(Records from a data source)

+++

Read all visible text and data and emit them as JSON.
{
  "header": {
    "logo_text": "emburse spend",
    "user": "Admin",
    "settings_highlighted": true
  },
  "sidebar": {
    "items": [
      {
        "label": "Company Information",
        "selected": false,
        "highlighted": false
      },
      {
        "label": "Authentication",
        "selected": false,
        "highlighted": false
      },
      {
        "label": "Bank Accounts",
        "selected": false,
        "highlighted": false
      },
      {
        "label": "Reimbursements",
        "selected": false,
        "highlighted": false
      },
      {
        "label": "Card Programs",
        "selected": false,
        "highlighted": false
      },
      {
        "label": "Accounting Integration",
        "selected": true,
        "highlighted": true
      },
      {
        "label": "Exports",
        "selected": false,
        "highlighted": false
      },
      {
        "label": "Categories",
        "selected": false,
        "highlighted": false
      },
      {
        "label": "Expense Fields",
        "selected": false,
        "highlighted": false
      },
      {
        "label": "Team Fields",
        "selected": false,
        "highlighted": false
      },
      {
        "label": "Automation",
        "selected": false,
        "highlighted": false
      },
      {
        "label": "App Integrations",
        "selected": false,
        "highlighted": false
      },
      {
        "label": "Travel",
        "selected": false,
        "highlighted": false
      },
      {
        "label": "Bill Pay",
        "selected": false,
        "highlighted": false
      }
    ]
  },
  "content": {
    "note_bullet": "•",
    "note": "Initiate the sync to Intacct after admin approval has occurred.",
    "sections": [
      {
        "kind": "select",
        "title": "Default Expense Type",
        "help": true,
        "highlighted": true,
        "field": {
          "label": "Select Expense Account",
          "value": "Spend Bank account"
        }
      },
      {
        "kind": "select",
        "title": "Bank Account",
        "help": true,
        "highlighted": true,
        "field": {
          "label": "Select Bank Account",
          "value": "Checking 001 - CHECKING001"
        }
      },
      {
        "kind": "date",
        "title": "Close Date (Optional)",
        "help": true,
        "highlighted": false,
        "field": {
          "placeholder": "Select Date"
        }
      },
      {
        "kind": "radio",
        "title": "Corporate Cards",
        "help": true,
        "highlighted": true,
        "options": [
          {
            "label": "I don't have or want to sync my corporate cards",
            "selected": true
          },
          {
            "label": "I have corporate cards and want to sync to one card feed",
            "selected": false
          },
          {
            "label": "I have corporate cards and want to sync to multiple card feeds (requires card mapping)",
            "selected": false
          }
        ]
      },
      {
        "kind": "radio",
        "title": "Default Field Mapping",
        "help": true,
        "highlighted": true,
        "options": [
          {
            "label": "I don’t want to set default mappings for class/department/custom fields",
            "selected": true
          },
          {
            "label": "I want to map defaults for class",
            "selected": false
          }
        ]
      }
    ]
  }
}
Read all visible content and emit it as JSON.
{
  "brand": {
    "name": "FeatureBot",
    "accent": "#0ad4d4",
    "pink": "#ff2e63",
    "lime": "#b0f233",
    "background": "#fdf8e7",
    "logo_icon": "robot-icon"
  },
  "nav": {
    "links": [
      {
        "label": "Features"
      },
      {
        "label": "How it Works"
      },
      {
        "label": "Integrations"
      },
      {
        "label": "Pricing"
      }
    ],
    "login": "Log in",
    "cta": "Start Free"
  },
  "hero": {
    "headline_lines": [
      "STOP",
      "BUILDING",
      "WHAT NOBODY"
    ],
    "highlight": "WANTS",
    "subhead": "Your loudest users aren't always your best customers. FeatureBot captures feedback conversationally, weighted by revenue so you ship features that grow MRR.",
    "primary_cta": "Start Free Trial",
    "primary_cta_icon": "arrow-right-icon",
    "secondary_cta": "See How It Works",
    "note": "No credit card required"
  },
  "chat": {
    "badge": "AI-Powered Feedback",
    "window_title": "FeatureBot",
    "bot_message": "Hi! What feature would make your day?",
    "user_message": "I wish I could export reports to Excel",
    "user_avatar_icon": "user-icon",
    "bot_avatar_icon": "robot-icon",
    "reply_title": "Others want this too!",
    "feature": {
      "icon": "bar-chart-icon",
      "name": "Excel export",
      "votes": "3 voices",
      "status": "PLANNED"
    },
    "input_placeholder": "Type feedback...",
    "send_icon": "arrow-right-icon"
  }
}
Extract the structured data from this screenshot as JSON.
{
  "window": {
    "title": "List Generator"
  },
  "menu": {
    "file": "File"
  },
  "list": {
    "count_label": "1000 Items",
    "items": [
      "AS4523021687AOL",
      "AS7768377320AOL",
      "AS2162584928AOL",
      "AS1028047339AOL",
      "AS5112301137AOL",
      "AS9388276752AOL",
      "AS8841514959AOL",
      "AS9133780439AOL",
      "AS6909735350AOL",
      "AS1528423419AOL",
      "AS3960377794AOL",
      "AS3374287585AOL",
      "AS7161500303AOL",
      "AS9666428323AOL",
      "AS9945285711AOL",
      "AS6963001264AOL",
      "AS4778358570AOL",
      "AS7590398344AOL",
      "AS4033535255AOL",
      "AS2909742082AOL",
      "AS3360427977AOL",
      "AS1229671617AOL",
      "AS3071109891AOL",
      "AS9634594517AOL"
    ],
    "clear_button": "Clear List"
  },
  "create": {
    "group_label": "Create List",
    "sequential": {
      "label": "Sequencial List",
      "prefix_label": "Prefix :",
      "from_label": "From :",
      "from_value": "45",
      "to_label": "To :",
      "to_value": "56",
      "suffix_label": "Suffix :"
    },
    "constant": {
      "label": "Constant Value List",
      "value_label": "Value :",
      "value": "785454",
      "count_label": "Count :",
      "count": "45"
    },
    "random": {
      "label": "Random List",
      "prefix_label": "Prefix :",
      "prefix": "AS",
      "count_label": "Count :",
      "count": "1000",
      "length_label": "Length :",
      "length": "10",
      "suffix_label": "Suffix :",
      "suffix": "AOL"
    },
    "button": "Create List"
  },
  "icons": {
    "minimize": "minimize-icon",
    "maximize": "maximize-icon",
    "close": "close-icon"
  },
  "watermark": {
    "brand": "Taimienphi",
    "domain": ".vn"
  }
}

+++

BRIEF — Write out all the entries exactly.

ANSWER TO THE TASK —
Read all visible text and data and emit them as JSON.
{
  "header": {
    "logo_text": "emburse spend",
    "user": "Admin",
    "settings_highlighted": true
  },
  "sidebar": {
    "items": [
      {
        "label": "Company Information",
        "selected": false,
        "highlighted": false
      },
      {
        "label": "Authentication",
        "selected": false,
        "highlighted": false
      },
      {
        "label": "Bank Accounts",
        "selected": false,
        "highlighted": false
      },
      {
        "label": "Reimbursements",
        "selected": false,
        "highlighted": false
      },
      {
        "label": "Card Programs",
        "selected": false,
        "highlighted": false
      },
      {
        "label": "Accounting Integration",
        "selected": true,
        "highlighted": true
      },
      {
        "label": "Exports",
        "selected": false,
        "highlighted": false
      },
      {
        "label": "Categories",
        "selected": false,
        "highlighted": false
      },
      {
        "label": "Expense Fields",
        "selected": false,
        "highlighted": false
      },
      {
        "label": "Team Fields",
        "selected": false,
        "highlighted": false
      },
      {
        "label": "Automation",
        "selected": false,
        "highlighted": false
      },
      {
        "label": "App Integrations",
        "selected": false,
        "highlighted": false
      },
      {
        "label": "Travel",
        "selected": false,
        "highlighted": false
      },
      {
        "label": "Bill Pay",
        "selected": false,
        "highlighted": false
      }
    ]
  },
  "content": {
    "note_bullet": "•",
    "note": "Initiate the sync to Intacct after admin approval has occurred.",
    "sections": [
      {
        "kind": "select",
        "title": "Default Expense Type",
        "help": true,
        "highlighted": true,
        "field": {
          "label": "Select Expense Account",
          "value": "Spend Bank account"
        }
      },
      {
        "kind": "select",
        "title": "Bank Account",
        "help": true,
        "highlighted": true,
        "field": {
          "label": "Select Bank Account",
          "value": "Checking 001 - CHECKING001"
        }
      },
      {
        "kind": "date",
        "title": "Close Date (Optional)",
        "help": true,
        "highlighted": false,
        "field": {
          "placeholder": "Select Date"
        }
      },
      {
        "kind": "radio",
        "title": "Corporate Cards",
        "help": true,
        "highlighted": true,
        "options": [
          {
            "label": "I don't have or want to sync my corporate cards",
            "selected": true
          },
          {
            "label": "I have corporate cards and want to sync to one card feed",
            "selected": false
          },
          {
            "label": "I have corporate cards and want to sync to multiple card feeds (requires card mapping)",
            "selected": false
          }
        ]
      },
      {
        "kind": "radio",
        "title": "Default Field Mapping",
        "help": true,
        "highlighted": true,
        "options": [
          {
            "label": "I don’t want to set default mappings for class/department/custom fields",
            "selected": true
          },
          {
            "label": "I want to map defaults for class",
            "selected": false
          }
        ]
      }
    ]
  }
}
Read all visible content and emit it as JSON.
{
  "brand": {
    "name": "FeatureBot",
    "accent": "#0ad4d4",
    "pink": "#ff2e63",
    "lime": "#b0f233",
    "background": "#fdf8e7",
    "logo_icon": "robot-icon"
  },
  "nav": {
    "links": [
      {
        "label": "Features"
      },
      {
        "label": "How it Works"
      },
      {
        "label": "Integrations"
      },
      {
        "label": "Pricing"
      }
    ],
    "login": "Log in",
    "cta": "Start Free"
  },
  "hero": {
    "headline_lines": [
      "STOP",
      "BUILDING",
      "WHAT NOBODY"
    ],
    "highlight": "WANTS",
    "subhead": "Your loudest users aren't always your best customers. FeatureBot captures feedback conversationally, weighted by revenue so you ship features that grow MRR.",
    "primary_cta": "Start Free Trial",
    "primary_cta_icon": "arrow-right-icon",
    "secondary_cta": "See How It Works",
    "note": "No credit card required"
  },
  "chat": {
    "badge": "AI-Powered Feedback",
    "window_title": "FeatureBot",
    "bot_message": "Hi! What feature would make your day?",
    "user_message": "I wish I could export reports to Excel",
    "user_avatar_icon": "user-icon",
    "bot_avatar_icon": "robot-icon",
    "reply_title": "Others want this too!",
    "feature": {
      "icon": "bar-chart-icon",
      "name": "Excel export",
      "votes": "3 voices",
      "status": "PLANNED"
    },
    "input_placeholder": "Type feedback...",
    "send_icon": "arrow-right-icon"
  }
}
Extract the structured data from this screenshot as JSON.
{
  "window": {
    "title": "List Generator"
  },
  "menu": {
    "file": "File"
  },
  "list": {
    "count_label": "1000 Items",
    "items": [
      "AS4523021687AOL",
      "AS7768377320AOL",
      "AS2162584928AOL",
      "AS1028047339AOL",
      "AS5112301137AOL",
      "AS9388276752AOL",
      "AS8841514959AOL",
      "AS9133780439AOL",
      "AS6909735350AOL",
      "AS1528423419AOL",
      "AS3960377794AOL",
      "AS3374287585AOL",
      "AS7161500303AOL",
      "AS9666428323AOL",
      "AS9945285711AOL",
      "AS6963001264AOL",
      "AS4778358570AOL",
      "AS7590398344AOL",
      "AS4033535255AOL",
      "AS2909742082AOL",
      "AS3360427977AOL",
      "AS1229671617AOL",
      "AS3071109891AOL",
      "AS9634594517AOL"
    ],
    "clear_button": "Clear List"
  },
  "create": {
    "group_label": "Create List",
    "sequential": {
      "label": "Sequencial List",
      "prefix_label": "Prefix :",
      "from_label": "From :",
      "from_value": "45",
      "to_label": "To :",
      "to_value": "56",
      "suffix_label": "Suffix :"
    },
    "constant": {
      "label": "Constant Value List",
      "value_label": "Value :",
      "value": "785454",
      "count_label": "Count :",
      "count": "45"
    },
    "random": {
      "label": "Random List",
      "prefix_label": "Prefix :",
      "prefix": "AS",
      "count_label": "Count :",
      "count": "1000",
      "length_label": "Length :",
      "length": "10",
      "suffix_label": "Suffix :",
      "suffix": "AOL"
    },
    "button": "Create List"
  },
  "icons": {
    "minimize": "minimize-icon",
    "maximize": "maximize-icon",
    "close": "close-icon"
  },
  "watermark": {
    "brand": "Taimienphi",
    "domain": ".vn"
  }
}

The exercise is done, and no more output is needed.